-------- Given entries
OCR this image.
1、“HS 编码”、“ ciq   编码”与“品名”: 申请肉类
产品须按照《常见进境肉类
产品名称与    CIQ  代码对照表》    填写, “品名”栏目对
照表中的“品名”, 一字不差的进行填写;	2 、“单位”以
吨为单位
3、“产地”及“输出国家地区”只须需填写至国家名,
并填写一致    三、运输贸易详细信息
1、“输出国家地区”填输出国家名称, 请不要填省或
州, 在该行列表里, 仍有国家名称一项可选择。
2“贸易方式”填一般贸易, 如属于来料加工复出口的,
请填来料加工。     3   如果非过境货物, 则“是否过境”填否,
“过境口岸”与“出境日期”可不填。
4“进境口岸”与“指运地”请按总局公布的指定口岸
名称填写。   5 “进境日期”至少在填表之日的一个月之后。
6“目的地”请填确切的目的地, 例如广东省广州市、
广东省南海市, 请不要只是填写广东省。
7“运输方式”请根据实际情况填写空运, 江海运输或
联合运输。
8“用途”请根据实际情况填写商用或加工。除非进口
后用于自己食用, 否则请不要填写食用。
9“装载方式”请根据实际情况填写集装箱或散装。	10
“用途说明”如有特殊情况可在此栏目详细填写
----------------
-------- Given entries
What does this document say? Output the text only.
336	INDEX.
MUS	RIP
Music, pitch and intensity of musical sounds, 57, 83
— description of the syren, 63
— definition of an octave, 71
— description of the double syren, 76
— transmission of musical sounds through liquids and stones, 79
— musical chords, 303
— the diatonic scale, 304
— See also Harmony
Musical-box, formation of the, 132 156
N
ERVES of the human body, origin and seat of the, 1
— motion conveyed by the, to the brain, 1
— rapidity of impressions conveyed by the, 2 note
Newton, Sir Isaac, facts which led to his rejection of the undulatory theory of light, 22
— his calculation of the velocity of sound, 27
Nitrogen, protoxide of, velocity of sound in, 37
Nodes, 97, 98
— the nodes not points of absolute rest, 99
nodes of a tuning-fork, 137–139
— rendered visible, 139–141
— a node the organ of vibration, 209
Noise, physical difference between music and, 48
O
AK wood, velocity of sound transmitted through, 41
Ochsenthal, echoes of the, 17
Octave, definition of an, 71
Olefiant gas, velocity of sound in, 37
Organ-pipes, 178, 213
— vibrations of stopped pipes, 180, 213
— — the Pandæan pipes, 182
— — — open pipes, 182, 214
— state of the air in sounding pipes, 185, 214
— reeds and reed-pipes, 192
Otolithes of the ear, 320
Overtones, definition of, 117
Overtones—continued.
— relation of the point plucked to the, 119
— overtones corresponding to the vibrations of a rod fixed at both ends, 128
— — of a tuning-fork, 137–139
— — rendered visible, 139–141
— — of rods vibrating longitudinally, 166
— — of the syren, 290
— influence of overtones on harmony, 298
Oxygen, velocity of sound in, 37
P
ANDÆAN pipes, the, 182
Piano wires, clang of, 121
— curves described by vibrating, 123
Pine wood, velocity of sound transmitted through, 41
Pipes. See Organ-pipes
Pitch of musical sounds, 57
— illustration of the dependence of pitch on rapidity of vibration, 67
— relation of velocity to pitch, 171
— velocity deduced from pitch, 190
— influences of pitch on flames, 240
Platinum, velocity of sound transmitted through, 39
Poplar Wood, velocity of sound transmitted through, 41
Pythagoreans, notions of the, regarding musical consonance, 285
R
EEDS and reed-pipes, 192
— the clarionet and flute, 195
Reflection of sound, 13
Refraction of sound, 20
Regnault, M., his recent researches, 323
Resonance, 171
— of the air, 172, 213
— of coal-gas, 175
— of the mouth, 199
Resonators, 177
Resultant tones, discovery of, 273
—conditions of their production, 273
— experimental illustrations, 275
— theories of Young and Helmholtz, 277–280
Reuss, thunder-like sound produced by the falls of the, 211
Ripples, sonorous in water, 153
----------------
-------- Given entries
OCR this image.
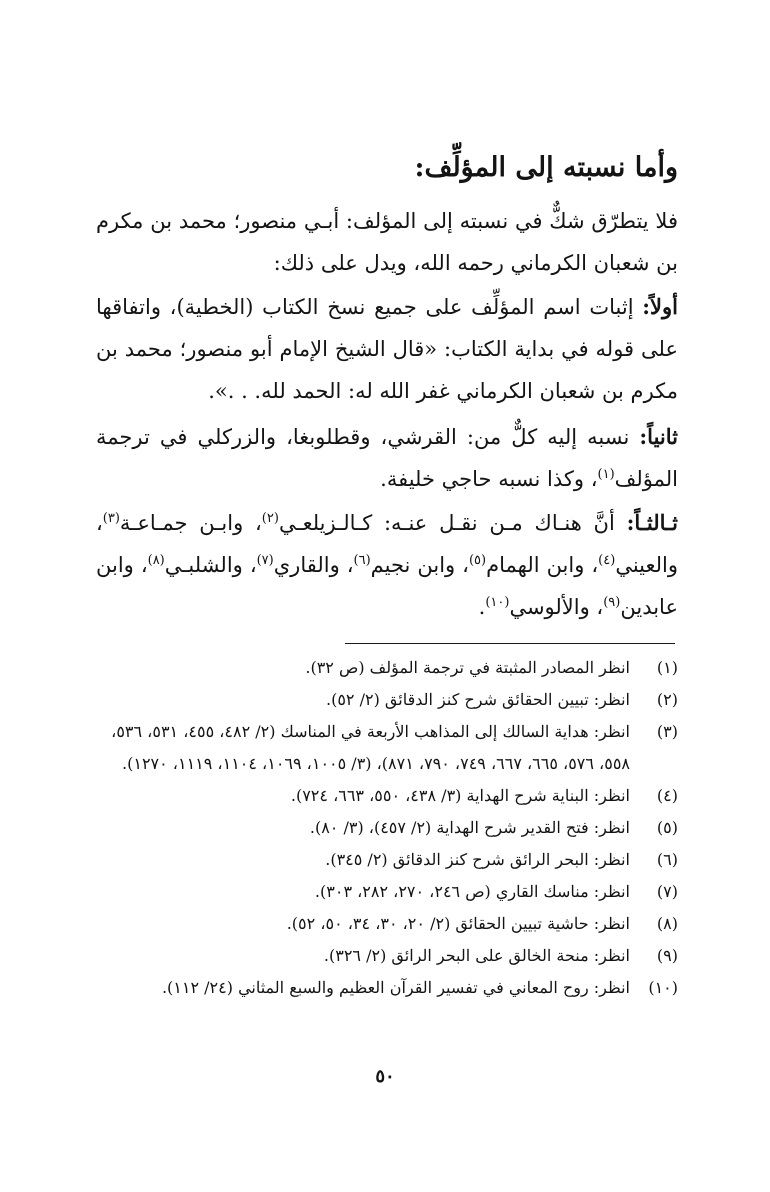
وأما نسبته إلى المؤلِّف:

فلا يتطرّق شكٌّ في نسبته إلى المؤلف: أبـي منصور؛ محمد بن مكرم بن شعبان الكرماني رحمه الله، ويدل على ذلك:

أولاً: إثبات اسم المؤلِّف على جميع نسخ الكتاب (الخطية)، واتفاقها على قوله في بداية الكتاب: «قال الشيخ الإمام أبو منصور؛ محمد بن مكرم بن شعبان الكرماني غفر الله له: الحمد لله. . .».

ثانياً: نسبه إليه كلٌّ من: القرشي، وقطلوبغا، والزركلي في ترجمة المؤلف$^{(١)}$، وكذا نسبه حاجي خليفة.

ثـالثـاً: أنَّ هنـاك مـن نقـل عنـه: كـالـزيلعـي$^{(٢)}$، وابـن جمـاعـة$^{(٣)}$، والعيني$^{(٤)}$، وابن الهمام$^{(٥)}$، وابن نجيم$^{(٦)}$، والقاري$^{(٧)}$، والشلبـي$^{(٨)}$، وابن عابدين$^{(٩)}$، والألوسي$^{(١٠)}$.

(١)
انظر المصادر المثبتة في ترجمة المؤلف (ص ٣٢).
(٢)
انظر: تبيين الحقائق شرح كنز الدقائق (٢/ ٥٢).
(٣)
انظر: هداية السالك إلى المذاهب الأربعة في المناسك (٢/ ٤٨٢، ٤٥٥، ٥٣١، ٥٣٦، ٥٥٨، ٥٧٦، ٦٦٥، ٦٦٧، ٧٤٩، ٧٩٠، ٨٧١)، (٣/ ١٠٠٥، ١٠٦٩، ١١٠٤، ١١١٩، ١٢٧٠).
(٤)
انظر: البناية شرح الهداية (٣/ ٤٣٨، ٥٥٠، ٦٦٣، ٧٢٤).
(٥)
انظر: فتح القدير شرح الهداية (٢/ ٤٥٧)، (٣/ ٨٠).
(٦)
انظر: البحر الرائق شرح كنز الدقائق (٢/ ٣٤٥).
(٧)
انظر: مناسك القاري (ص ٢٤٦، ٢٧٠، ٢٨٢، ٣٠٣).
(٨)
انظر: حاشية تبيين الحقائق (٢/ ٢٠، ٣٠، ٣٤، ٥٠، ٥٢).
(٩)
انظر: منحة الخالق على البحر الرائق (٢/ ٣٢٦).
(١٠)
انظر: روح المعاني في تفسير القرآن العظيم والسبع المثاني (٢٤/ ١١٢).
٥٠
----------------
◆ Task description: From the data, list each line in which the string "مكرم" appears.

◆ Response to this task:
فلا يتطرّق شكٌّ في نسبته إلى المؤلف: أبـي منصور؛ محمد بن مكرم بن شعبان الكرماني رحمه الله، ويدل على ذلك:
أولاً: إثبات اسم المؤلِّف على جميع نسخ الكتاب (الخطية)، واتفاقها على قوله في بداية الكتاب: «قال الشيخ الإمام أبو منصور؛ محمد بن مكرم بن شعبان الكرماني غفر الله له: الحمد لله. . .».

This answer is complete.